• _INSTRUCTIONS FOR THE TASK_
Reproduce every line of the listing below word for word, leaving out the pictures.
··· SOURCE DATA
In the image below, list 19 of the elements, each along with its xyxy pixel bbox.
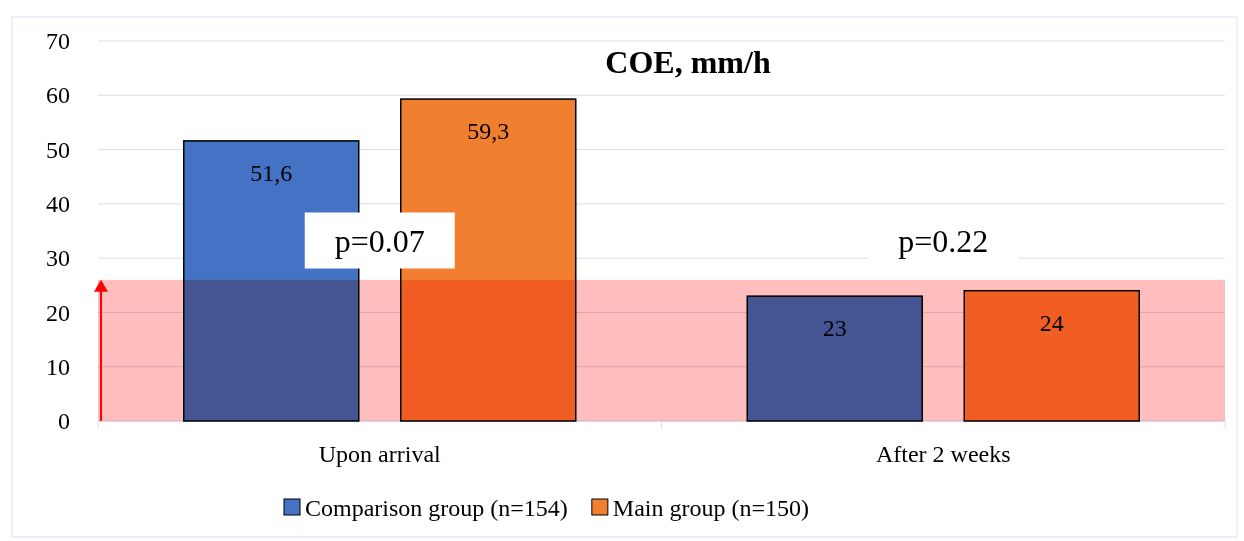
- chart-title: COE, mm/h: [605, 44, 771, 80]
- y-tick-label: 60: [46, 82, 70, 109]
- y-tick-label: 40: [46, 191, 70, 218]
- data-label: 51,6: [250, 159, 293, 186]
- annotation: p=0.22: [898, 222, 989, 259]
- x-tick-label: Upon arrival: [318, 441, 442, 468]
- y-tick-label: 20: [46, 299, 70, 326]
- legend-label: Main group (n=150): [612, 495, 810, 521]
- y-tick-label: 70: [46, 28, 70, 55]
- y-tick-label: 30: [46, 245, 70, 272]
- y-tick-label: 10: [46, 353, 70, 380]
- data-label: 59,3: [467, 118, 510, 145]
- legend-label: Comparison group (n=154): [305, 495, 568, 521]
- annotation: p=0.07: [334, 222, 425, 259]
- x-tick-label: After 2 weeks: [875, 441, 1011, 468]
- data-label: 24: [1039, 309, 1064, 336]
- y-tick-label: 0: [58, 408, 70, 435]
- data-label: 23: [822, 315, 847, 342]
- y-tick-label: 50: [46, 136, 70, 163]
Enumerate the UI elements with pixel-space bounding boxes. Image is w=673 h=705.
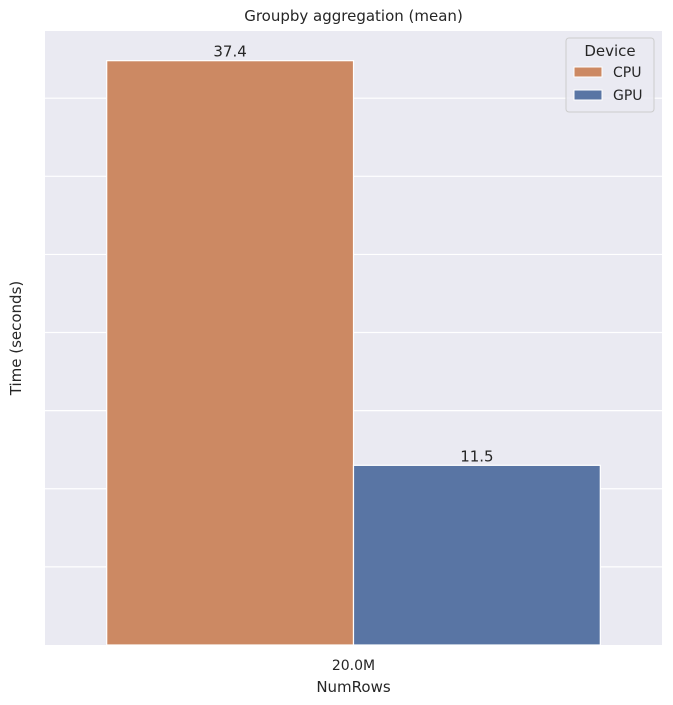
legend: Device CPU GPU xyxy=(565,37,655,113)
y-axis-label: Time (seconds) xyxy=(7,281,25,397)
x-tick-labels: 20.0M xyxy=(332,658,375,674)
legend-title: Device xyxy=(584,42,635,60)
bar-gpu xyxy=(352,464,601,646)
legend-label-gpu: GPU xyxy=(613,88,643,104)
data-labels: 37.4 11.5 xyxy=(213,43,493,466)
bars xyxy=(106,60,601,646)
data-label-cpu: 37.4 xyxy=(213,43,246,61)
legend-swatch-gpu xyxy=(573,89,603,101)
x-tick-label: 20.0M xyxy=(332,658,375,674)
legend-swatch-cpu xyxy=(573,66,603,78)
bar-cpu xyxy=(106,60,355,646)
chart-title: Groupby aggregation (mean) xyxy=(244,7,463,25)
legend-label-cpu: CPU xyxy=(613,65,641,81)
x-axis-label: NumRows xyxy=(316,678,391,696)
data-label-gpu: 11.5 xyxy=(460,447,493,465)
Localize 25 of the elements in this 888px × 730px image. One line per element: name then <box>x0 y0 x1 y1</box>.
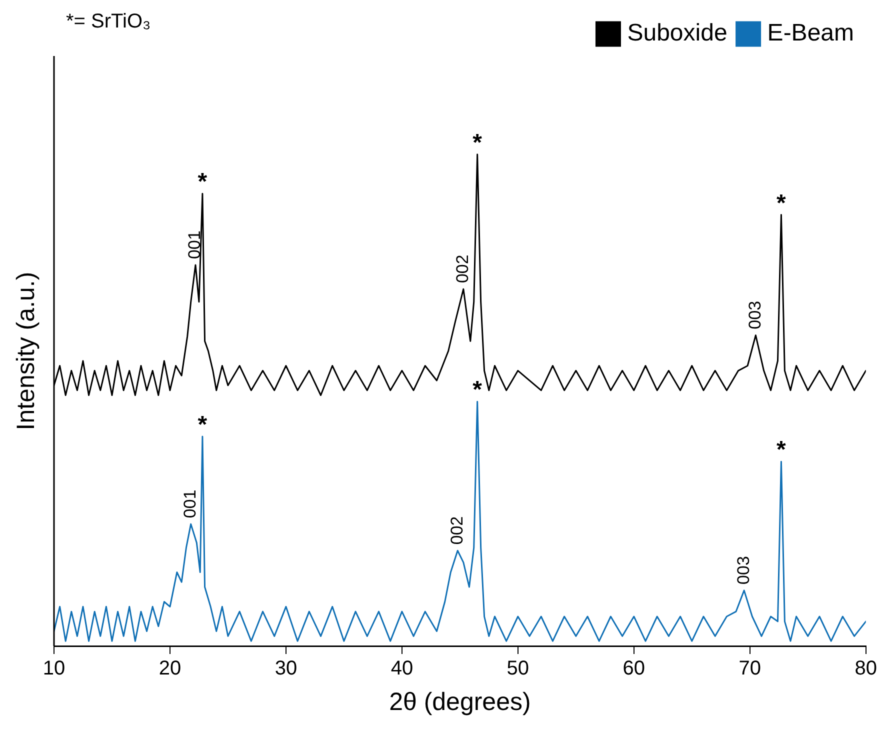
······
• _WRITTEN REPLY_
In the image below, list 19 of the elements, each along with its xyxy pixel bbox.
- chart-title: COE, mm/h: [605, 44, 771, 80]
- y-tick-label: 60: [46, 82, 70, 109]
- y-tick-label: 40: [46, 191, 70, 218]
- data-label: 51,6: [250, 159, 293, 186]
- annotation: p=0.22: [898, 222, 989, 259]
- x-tick-label: Upon arrival: [318, 441, 442, 468]
- y-tick-label: 20: [46, 299, 70, 326]
- legend-label: Main group (n=150): [612, 495, 810, 521]
- y-tick-label: 70: [46, 28, 70, 55]
- y-tick-label: 30: [46, 245, 70, 272]
- y-tick-label: 10: [46, 353, 70, 380]
- data-label: 59,3: [467, 118, 510, 145]
- legend-label: Comparison group (n=154): [305, 495, 568, 521]
- annotation: p=0.07: [334, 222, 425, 259]
- x-tick-label: After 2 weeks: [875, 441, 1011, 468]
- data-label: 24: [1039, 309, 1064, 336]
- y-tick-label: 0: [58, 408, 70, 435]
- data-label: 23: [822, 315, 847, 342]
- y-tick-label: 50: [46, 136, 70, 163]
Enumerate the UI elements with pixel-space bounding boxes. Image is w=673 h=705.
legend: Device CPU GPU xyxy=(565,37,655,113)
y-axis-label: Time (seconds) xyxy=(7,281,25,397)
x-tick-labels: 20.0M xyxy=(332,658,375,674)
legend-title: Device xyxy=(584,42,635,60)
bar-gpu xyxy=(352,464,601,646)
legend-label-gpu: GPU xyxy=(613,88,643,104)
data-labels: 37.4 11.5 xyxy=(213,43,493,466)
bars xyxy=(106,60,601,646)
data-label-cpu: 37.4 xyxy=(213,43,246,61)
legend-swatch-gpu xyxy=(573,89,603,101)
x-tick-label: 20.0M xyxy=(332,658,375,674)
legend-swatch-cpu xyxy=(573,66,603,78)
bar-cpu xyxy=(106,60,355,646)
chart-title: Groupby aggregation (mean) xyxy=(244,7,463,25)
legend-label-cpu: CPU xyxy=(613,65,641,81)
x-axis-label: NumRows xyxy=(316,678,391,696)
data-label-gpu: 11.5 xyxy=(460,447,493,465)
Localize 25 of the elements in this 888px × 730px image. One line per element: name then <box>x0 y0 x1 y1</box>.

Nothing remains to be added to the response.